-- Given request --
The entries below contain pictures. Retype everything except those pictures, exactly as given.

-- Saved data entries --
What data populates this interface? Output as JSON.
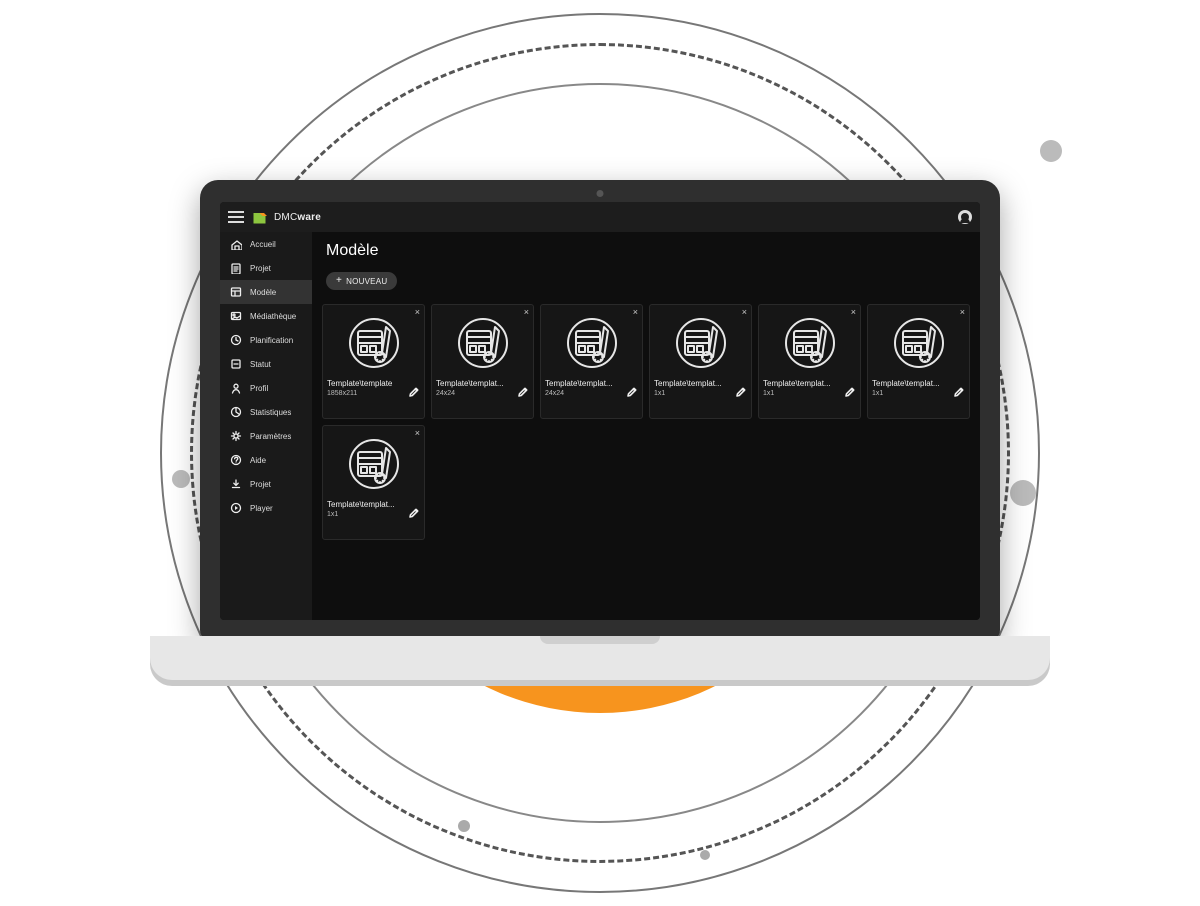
{
  "brand": {
    "prefix": "DMC",
    "suffix": "ware"
  },
  "page": {
    "title": "Modèle"
  },
  "toolbar": {
    "new_label": "NOUVEAU"
  },
  "sidebar": {
    "items": [
      {
        "id": "home",
        "label": "Accueil",
        "icon": "home-icon"
      },
      {
        "id": "projet",
        "label": "Projet",
        "icon": "project-icon"
      },
      {
        "id": "modele",
        "label": "Modèle",
        "icon": "template-icon",
        "active": true
      },
      {
        "id": "media",
        "label": "Médiathèque",
        "icon": "media-icon"
      },
      {
        "id": "planif",
        "label": "Planification",
        "icon": "clock-icon"
      },
      {
        "id": "statut",
        "label": "Statut",
        "icon": "status-icon"
      },
      {
        "id": "profil",
        "label": "Profil",
        "icon": "user-icon"
      },
      {
        "id": "stats",
        "label": "Statistiques",
        "icon": "stats-icon"
      },
      {
        "id": "params",
        "label": "Paramètres",
        "icon": "gear-icon"
      },
      {
        "id": "aide",
        "label": "Aide",
        "icon": "help-icon"
      },
      {
        "id": "projet2",
        "label": "Projet",
        "icon": "download-icon"
      },
      {
        "id": "player",
        "label": "Player",
        "icon": "play-icon"
      }
    ]
  },
  "templates": [
    {
      "name": "Template\\template",
      "dim": "1858x211"
    },
    {
      "name": "Template\\templat...",
      "dim": "24x24"
    },
    {
      "name": "Template\\templat...",
      "dim": "24x24"
    },
    {
      "name": "Template\\templat...",
      "dim": "1x1"
    },
    {
      "name": "Template\\templat...",
      "dim": "1x1"
    },
    {
      "name": "Template\\templat...",
      "dim": "1x1"
    },
    {
      "name": "Template\\templat...",
      "dim": "1x1"
    }
  ]
}
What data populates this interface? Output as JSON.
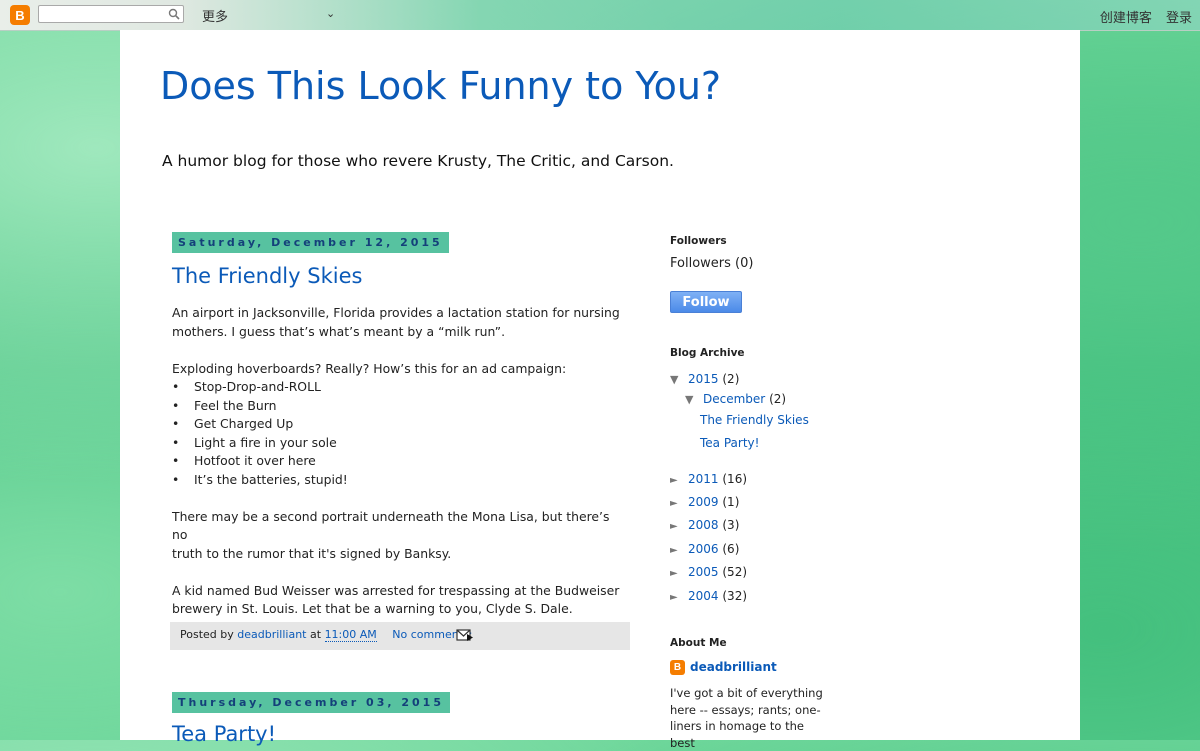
{
  "navbar": {
    "logo_letter": "B",
    "search_value": "",
    "more_label": "更多",
    "create_blog": "创建博客",
    "login": "登录"
  },
  "blog": {
    "title": "Does This Look Funny to You?",
    "description": "A humor blog for those who revere Krusty, The Critic, and Carson."
  },
  "posts": [
    {
      "date": "Saturday, December 12, 2015",
      "title": "The Friendly Skies",
      "para1_line1": "An airport in Jacksonville, Florida provides a lactation station for nursing",
      "para1_line2": "mothers.  I guess that’s what’s meant by a “milk run”.",
      "para2_intro": "Exploding hoverboards?  Really?  How’s this for an ad campaign:",
      "bullets": [
        "Stop-Drop-and-ROLL",
        "Feel the Burn",
        "Get Charged Up",
        "Light a fire in your sole",
        "Hotfoot it over here",
        "It’s the batteries, stupid!"
      ],
      "para3_line1": "There may be a second portrait underneath the Mona Lisa, but there’s no",
      "para3_line2": "truth to the rumor that it's signed by Banksy.",
      "para4_line1": "A kid named Bud Weisser was arrested for trespassing at the Budweiser",
      "para4_line2": "brewery in St. Louis.  Let that be a warning to you, Clyde S. Dale.",
      "footer": {
        "posted_by": "Posted by",
        "author": "deadbrilliant",
        "at": "at",
        "time": "11:00 AM",
        "comments": "No comments:"
      }
    },
    {
      "date": "Thursday, December 03, 2015",
      "title": "Tea Party!"
    }
  ],
  "sidebar": {
    "followers": {
      "title": "Followers",
      "count_label": "Followers (0)",
      "follow_button": "Follow"
    },
    "archive": {
      "title": "Blog Archive",
      "years": [
        {
          "year": "2015",
          "count": "(2)"
        },
        {
          "year": "2011",
          "count": "(16)"
        },
        {
          "year": "2009",
          "count": "(1)"
        },
        {
          "year": "2008",
          "count": "(3)"
        },
        {
          "year": "2006",
          "count": "(6)"
        },
        {
          "year": "2005",
          "count": "(52)"
        },
        {
          "year": "2004",
          "count": "(32)"
        }
      ],
      "month": {
        "name": "December",
        "count": "(2)"
      },
      "month_posts": [
        "The Friendly Skies",
        "Tea Party!"
      ]
    },
    "about": {
      "title": "About Me",
      "name": "deadbrilliant",
      "line1": "I've got a bit of everything",
      "line2": "here -- essays; rants; one-",
      "line3": "liners in homage to the best"
    }
  },
  "colors": {
    "link": "#0b5ab8",
    "date_header_bg": "#57c2a0",
    "blogger_orange": "#f57d00"
  }
}
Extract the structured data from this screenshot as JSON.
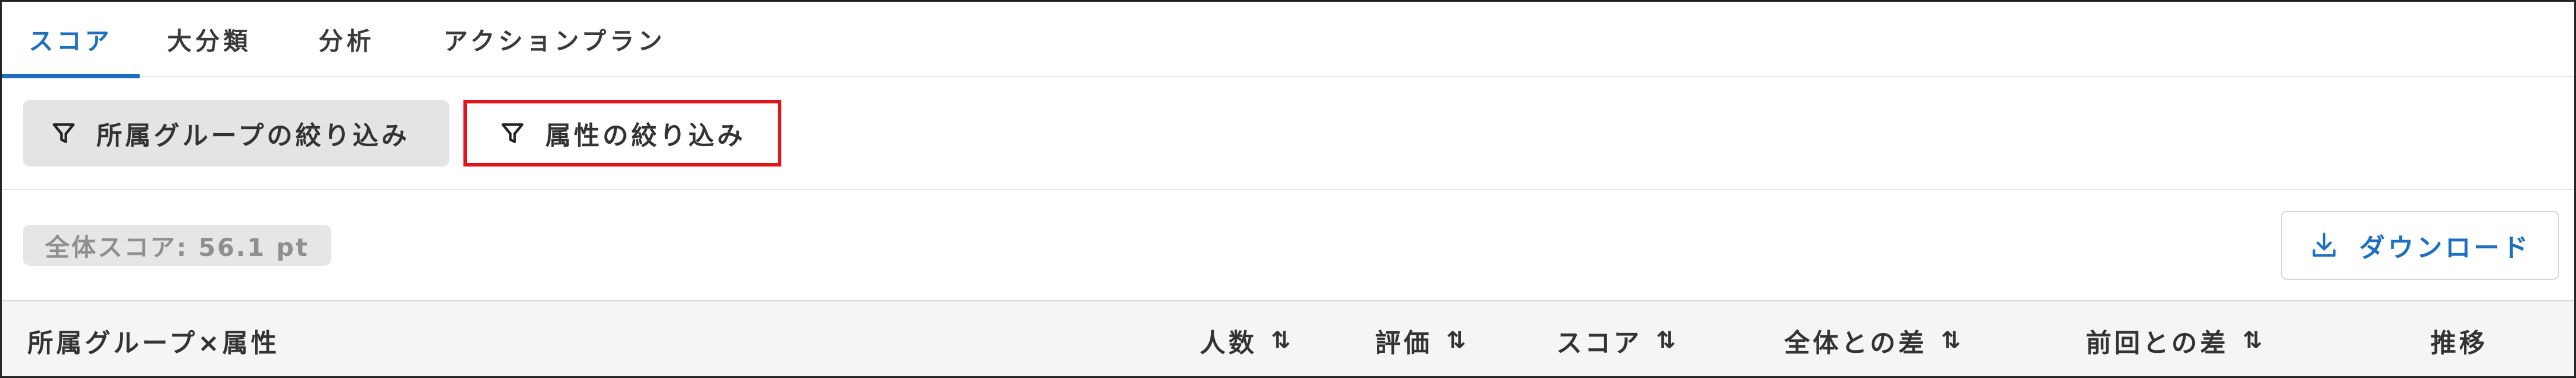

-- Exercise result --
What data populates this interface? Output as JSON.
{
  "brand": {
    "prefix": "DMC",
    "suffix": "ware"
  },
  "page": {
    "title": "Modèle"
  },
  "toolbar": {
    "new_label": "NOUVEAU"
  },
  "sidebar": {
    "items": [
      {
        "id": "home",
        "label": "Accueil",
        "icon": "home-icon"
      },
      {
        "id": "projet",
        "label": "Projet",
        "icon": "project-icon"
      },
      {
        "id": "modele",
        "label": "Modèle",
        "icon": "template-icon",
        "active": true
      },
      {
        "id": "media",
        "label": "Médiathèque",
        "icon": "media-icon"
      },
      {
        "id": "planif",
        "label": "Planification",
        "icon": "clock-icon"
      },
      {
        "id": "statut",
        "label": "Statut",
        "icon": "status-icon"
      },
      {
        "id": "profil",
        "label": "Profil",
        "icon": "user-icon"
      },
      {
        "id": "stats",
        "label": "Statistiques",
        "icon": "stats-icon"
      },
      {
        "id": "params",
        "label": "Paramètres",
        "icon": "gear-icon"
      },
      {
        "id": "aide",
        "label": "Aide",
        "icon": "help-icon"
      },
      {
        "id": "projet2",
        "label": "Projet",
        "icon": "download-icon"
      },
      {
        "id": "player",
        "label": "Player",
        "icon": "play-icon"
      }
    ]
  },
  "templates": [
    {
      "name": "Template\\template",
      "dim": "1858x211"
    },
    {
      "name": "Template\\templat...",
      "dim": "24x24"
    },
    {
      "name": "Template\\templat...",
      "dim": "24x24"
    },
    {
      "name": "Template\\templat...",
      "dim": "1x1"
    },
    {
      "name": "Template\\templat...",
      "dim": "1x1"
    },
    {
      "name": "Template\\templat...",
      "dim": "1x1"
    },
    {
      "name": "Template\\templat...",
      "dim": "1x1"
    }
  ]
}
What data populates this interface? Output as JSON.
{
  "navbar": {
    "logo_letter": "B",
    "search_value": "",
    "more_label": "更多",
    "create_blog": "创建博客",
    "login": "登录"
  },
  "blog": {
    "title": "Does This Look Funny to You?",
    "description": "A humor blog for those who revere Krusty, The Critic, and Carson."
  },
  "posts": [
    {
      "date": "Saturday, December 12, 2015",
      "title": "The Friendly Skies",
      "para1_line1": "An airport in Jacksonville, Florida provides a lactation station for nursing",
      "para1_line2": "mothers.  I guess that’s what’s meant by a “milk run”.",
      "para2_intro": "Exploding hoverboards?  Really?  How’s this for an ad campaign:",
      "bullets": [
        "Stop-Drop-and-ROLL",
        "Feel the Burn",
        "Get Charged Up",
        "Light a fire in your sole",
        "Hotfoot it over here",
        "It’s the batteries, stupid!"
      ],
      "para3_line1": "There may be a second portrait underneath the Mona Lisa, but there’s no",
      "para3_line2": "truth to the rumor that it's signed by Banksy.",
      "para4_line1": "A kid named Bud Weisser was arrested for trespassing at the Budweiser",
      "para4_line2": "brewery in St. Louis.  Let that be a warning to you, Clyde S. Dale.",
      "footer": {
        "posted_by": "Posted by",
        "author": "deadbrilliant",
        "at": "at",
        "time": "11:00 AM",
        "comments": "No comments:"
      }
    },
    {
      "date": "Thursday, December 03, 2015",
      "title": "Tea Party!"
    }
  ],
  "sidebar": {
    "followers": {
      "title": "Followers",
      "count_label": "Followers (0)",
      "follow_button": "Follow"
    },
    "archive": {
      "title": "Blog Archive",
      "years": [
        {
          "year": "2015",
          "count": "(2)"
        },
        {
          "year": "2011",
          "count": "(16)"
        },
        {
          "year": "2009",
          "count": "(1)"
        },
        {
          "year": "2008",
          "count": "(3)"
        },
        {
          "year": "2006",
          "count": "(6)"
        },
        {
          "year": "2005",
          "count": "(52)"
        },
        {
          "year": "2004",
          "count": "(32)"
        }
      ],
      "month": {
        "name": "December",
        "count": "(2)"
      },
      "month_posts": [
        "The Friendly Skies",
        "Tea Party!"
      ]
    },
    "about": {
      "title": "About Me",
      "name": "deadbrilliant",
      "line1": "I've got a bit of everything",
      "line2": "here -- essays; rants; one-",
      "line3": "liners in homage to the best"
    }
  },
  "colors": {
    "link": "#0b5ab8",
    "date_header_bg": "#57c2a0",
    "blogger_orange": "#f57d00"
  }
}
Extract the structured data from this screenshot as JSON.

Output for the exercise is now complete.